**Set task:** Filter these entries so that only lines with the word "Registry" remain.

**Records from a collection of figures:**
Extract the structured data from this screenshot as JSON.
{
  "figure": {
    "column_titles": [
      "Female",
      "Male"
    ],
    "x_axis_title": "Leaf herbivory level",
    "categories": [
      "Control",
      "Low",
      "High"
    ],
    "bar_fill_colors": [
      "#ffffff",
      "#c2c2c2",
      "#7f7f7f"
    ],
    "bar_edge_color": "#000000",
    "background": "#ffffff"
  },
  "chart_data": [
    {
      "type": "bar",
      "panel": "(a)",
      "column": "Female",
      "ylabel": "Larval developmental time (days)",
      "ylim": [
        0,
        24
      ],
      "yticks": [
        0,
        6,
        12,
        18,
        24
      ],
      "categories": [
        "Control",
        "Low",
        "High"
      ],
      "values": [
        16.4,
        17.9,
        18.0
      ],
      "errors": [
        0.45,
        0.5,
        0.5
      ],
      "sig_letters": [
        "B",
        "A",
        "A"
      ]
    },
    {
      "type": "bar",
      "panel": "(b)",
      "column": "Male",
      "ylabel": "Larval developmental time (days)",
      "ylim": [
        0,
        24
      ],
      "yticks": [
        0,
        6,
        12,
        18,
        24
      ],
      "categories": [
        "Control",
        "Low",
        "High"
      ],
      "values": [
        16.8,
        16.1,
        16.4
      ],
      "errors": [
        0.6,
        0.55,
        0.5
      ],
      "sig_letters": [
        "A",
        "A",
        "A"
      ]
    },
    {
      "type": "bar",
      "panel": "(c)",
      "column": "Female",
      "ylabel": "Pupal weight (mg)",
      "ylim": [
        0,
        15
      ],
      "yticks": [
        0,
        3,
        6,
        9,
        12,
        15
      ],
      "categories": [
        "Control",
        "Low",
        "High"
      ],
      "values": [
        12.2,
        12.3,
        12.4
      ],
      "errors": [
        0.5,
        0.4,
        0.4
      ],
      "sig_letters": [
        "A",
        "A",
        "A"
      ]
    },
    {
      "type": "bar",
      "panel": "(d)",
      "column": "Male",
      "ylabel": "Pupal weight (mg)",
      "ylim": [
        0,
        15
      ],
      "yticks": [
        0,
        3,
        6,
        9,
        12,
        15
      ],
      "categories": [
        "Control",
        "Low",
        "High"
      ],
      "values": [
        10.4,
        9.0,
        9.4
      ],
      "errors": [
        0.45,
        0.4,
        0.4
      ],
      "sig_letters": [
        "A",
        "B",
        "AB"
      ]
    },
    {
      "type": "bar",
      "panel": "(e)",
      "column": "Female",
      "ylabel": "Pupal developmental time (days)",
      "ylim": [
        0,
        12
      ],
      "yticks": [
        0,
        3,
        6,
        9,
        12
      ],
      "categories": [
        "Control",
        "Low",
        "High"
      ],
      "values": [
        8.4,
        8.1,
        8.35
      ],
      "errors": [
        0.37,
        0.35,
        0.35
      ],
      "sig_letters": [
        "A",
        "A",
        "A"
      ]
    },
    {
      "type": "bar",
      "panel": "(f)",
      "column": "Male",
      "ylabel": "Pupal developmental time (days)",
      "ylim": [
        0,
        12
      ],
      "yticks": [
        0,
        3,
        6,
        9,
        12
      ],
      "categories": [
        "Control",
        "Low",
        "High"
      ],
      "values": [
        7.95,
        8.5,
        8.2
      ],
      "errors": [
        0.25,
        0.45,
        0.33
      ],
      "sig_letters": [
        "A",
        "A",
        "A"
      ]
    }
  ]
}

---

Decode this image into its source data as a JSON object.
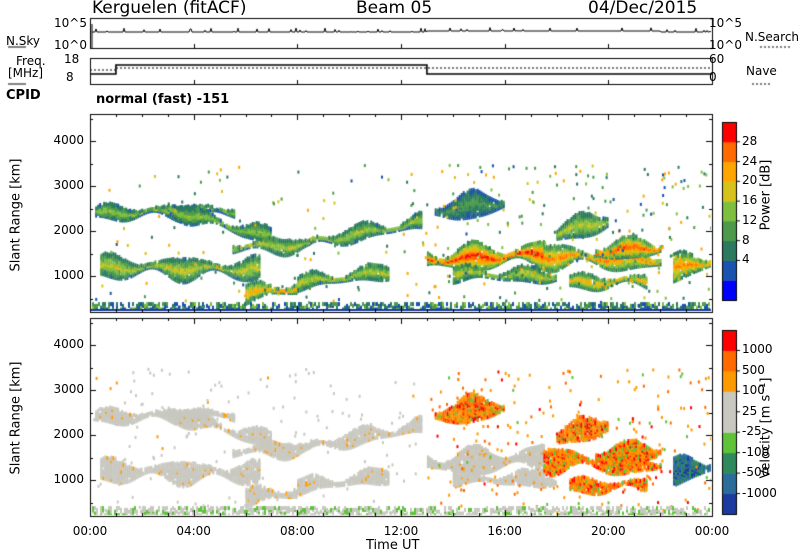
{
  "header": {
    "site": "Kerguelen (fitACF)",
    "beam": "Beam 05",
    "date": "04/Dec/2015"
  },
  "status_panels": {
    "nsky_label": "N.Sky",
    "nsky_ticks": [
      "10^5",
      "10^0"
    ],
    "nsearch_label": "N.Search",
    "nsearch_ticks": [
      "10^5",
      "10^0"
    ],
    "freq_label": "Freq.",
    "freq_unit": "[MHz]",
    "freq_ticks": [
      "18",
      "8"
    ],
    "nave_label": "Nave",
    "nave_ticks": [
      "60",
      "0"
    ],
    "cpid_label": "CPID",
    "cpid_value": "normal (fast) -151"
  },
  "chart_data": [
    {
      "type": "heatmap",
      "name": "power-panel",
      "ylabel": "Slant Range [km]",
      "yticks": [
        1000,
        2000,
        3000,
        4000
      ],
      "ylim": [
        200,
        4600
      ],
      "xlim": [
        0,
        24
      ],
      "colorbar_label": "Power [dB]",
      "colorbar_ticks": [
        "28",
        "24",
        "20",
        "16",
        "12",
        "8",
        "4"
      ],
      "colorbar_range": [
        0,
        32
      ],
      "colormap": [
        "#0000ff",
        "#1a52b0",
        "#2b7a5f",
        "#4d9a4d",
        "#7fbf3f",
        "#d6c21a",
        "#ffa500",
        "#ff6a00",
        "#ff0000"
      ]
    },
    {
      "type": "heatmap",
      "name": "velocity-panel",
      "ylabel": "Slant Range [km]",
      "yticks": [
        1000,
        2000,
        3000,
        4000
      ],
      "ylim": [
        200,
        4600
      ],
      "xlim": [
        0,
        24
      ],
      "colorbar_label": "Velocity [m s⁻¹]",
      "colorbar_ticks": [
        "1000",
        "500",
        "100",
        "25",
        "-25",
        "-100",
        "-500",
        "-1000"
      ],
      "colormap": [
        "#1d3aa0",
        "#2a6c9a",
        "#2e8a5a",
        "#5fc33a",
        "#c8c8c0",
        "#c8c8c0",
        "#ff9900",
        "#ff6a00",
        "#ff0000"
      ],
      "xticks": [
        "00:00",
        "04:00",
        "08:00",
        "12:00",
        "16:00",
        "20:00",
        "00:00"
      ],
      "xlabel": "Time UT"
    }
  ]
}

---

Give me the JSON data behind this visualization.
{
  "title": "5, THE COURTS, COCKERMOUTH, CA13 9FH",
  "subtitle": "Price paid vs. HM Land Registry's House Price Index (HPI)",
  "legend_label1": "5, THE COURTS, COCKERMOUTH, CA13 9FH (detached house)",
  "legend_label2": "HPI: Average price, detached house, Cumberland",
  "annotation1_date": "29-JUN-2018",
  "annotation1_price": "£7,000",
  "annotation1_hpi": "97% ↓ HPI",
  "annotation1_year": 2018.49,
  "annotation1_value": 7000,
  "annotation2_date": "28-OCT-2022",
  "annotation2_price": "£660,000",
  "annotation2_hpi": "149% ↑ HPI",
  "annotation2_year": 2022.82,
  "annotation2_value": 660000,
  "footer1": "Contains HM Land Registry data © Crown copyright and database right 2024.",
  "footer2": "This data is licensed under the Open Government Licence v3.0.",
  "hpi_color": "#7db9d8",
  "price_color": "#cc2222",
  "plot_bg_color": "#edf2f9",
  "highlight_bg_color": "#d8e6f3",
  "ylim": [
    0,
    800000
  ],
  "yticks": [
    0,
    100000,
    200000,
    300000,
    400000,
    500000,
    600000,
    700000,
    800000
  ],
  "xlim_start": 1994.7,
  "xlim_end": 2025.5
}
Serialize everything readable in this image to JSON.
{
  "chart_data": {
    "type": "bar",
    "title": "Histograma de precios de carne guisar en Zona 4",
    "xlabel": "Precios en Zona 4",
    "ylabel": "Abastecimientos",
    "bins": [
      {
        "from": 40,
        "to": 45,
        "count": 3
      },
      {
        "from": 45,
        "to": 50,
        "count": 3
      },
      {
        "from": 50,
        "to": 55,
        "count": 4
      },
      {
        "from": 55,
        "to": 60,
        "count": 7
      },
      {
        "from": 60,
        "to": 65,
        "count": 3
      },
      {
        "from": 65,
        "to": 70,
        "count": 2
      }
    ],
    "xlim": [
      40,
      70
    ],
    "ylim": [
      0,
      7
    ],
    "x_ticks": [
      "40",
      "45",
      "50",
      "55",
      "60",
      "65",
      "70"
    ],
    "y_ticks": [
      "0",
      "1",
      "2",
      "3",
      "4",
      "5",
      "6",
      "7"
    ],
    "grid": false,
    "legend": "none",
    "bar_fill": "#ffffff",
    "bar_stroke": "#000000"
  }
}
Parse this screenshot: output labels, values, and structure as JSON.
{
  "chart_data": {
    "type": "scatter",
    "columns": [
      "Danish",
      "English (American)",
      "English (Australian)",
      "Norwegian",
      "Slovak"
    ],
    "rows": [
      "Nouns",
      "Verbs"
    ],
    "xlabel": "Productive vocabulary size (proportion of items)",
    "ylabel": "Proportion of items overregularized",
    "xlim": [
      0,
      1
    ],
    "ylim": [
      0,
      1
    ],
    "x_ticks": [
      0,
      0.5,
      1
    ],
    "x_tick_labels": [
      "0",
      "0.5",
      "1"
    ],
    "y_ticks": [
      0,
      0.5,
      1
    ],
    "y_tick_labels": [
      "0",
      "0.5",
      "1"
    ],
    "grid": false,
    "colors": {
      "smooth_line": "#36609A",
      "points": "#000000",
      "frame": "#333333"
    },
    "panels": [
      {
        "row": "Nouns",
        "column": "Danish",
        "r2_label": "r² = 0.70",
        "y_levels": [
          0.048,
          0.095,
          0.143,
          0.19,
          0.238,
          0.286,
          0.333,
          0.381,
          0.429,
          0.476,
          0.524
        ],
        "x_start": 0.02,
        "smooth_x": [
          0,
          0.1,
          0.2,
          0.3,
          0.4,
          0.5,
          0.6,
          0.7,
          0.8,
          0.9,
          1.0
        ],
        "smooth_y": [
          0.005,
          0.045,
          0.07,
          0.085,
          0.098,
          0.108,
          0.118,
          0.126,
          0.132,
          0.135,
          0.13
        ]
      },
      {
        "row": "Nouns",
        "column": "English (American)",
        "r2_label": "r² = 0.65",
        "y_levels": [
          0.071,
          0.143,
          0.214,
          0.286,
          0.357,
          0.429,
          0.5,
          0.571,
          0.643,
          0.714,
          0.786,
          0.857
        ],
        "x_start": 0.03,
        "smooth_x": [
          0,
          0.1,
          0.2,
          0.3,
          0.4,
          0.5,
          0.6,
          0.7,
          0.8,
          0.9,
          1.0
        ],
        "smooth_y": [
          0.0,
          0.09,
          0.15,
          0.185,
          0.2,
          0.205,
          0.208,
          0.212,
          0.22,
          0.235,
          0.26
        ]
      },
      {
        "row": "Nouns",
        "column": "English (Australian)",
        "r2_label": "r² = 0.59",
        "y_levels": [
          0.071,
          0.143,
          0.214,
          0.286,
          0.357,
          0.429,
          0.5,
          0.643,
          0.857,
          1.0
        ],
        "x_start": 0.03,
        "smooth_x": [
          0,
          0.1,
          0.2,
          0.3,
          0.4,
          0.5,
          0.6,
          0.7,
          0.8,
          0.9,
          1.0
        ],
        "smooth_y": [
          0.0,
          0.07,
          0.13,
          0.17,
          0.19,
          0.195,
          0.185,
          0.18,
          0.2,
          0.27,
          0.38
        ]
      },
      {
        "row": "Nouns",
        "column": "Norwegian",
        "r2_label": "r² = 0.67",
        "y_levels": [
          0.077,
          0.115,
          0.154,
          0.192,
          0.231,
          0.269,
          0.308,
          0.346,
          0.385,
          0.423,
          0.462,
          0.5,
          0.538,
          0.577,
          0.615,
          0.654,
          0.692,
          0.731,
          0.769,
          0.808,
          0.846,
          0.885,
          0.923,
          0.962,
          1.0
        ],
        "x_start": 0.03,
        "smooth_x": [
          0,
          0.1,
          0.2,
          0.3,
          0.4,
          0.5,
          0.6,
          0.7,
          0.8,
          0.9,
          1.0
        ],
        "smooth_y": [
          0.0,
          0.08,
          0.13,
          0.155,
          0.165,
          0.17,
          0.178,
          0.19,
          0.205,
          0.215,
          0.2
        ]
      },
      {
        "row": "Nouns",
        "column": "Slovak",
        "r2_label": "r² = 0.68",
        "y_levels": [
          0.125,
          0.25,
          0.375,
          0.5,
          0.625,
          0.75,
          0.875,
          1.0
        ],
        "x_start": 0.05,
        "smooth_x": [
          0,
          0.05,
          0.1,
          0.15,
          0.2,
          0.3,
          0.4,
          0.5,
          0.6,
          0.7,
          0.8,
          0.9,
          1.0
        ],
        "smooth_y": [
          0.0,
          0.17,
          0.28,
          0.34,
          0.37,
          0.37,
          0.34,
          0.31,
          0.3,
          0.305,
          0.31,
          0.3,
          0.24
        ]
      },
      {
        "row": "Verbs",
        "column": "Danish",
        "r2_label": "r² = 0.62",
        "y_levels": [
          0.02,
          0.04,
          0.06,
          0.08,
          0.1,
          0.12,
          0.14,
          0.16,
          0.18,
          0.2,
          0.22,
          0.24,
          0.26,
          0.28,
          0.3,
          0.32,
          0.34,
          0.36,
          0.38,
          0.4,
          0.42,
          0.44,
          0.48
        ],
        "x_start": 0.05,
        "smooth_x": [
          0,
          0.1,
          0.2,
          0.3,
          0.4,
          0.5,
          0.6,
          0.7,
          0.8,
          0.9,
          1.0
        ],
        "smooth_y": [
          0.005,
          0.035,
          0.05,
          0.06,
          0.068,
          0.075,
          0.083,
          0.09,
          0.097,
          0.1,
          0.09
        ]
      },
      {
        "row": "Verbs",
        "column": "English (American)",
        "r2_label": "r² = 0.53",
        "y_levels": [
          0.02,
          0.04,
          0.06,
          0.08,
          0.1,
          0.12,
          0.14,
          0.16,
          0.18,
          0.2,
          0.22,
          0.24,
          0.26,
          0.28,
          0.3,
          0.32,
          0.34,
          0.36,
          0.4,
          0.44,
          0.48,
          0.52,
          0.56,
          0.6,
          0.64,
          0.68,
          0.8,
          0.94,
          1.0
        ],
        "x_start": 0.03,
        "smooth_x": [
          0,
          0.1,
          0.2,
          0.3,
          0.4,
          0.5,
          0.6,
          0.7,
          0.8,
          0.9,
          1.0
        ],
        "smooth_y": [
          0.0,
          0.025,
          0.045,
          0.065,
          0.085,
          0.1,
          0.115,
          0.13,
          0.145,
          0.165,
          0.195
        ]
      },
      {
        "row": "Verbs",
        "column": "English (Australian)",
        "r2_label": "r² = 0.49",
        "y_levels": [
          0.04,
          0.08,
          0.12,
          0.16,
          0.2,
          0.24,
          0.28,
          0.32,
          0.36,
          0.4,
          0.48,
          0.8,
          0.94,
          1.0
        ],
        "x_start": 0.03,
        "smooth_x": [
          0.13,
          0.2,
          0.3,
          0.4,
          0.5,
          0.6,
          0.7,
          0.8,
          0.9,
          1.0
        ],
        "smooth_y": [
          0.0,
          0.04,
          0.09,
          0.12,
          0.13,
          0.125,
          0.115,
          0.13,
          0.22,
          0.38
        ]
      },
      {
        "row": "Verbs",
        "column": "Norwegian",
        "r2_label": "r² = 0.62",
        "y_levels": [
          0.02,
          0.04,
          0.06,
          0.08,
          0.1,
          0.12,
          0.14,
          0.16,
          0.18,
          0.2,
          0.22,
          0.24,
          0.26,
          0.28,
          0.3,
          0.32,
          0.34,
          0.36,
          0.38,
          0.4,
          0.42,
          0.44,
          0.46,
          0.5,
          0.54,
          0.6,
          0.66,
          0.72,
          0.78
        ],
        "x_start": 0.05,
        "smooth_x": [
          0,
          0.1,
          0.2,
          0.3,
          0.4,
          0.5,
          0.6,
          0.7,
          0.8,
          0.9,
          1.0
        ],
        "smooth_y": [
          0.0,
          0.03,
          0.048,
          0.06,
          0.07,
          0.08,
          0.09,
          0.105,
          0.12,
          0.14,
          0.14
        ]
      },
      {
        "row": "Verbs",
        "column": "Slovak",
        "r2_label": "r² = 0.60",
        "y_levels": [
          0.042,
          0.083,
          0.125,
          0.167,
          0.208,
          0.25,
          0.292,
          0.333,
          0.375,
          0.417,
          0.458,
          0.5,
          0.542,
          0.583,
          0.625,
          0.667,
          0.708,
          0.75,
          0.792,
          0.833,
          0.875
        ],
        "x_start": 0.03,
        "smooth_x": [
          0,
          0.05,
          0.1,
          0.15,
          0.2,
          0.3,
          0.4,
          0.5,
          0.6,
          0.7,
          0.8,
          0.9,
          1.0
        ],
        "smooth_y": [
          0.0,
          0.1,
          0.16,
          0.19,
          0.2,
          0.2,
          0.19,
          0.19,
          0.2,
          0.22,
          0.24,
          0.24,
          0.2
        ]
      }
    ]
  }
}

**Result of the exercise:**
  "subtitle": "Price paid vs. HM Land Registry's House Price Index (HPI)",
  "footer1": "Contains HM Land Registry data © Crown copyright and database right 2024.",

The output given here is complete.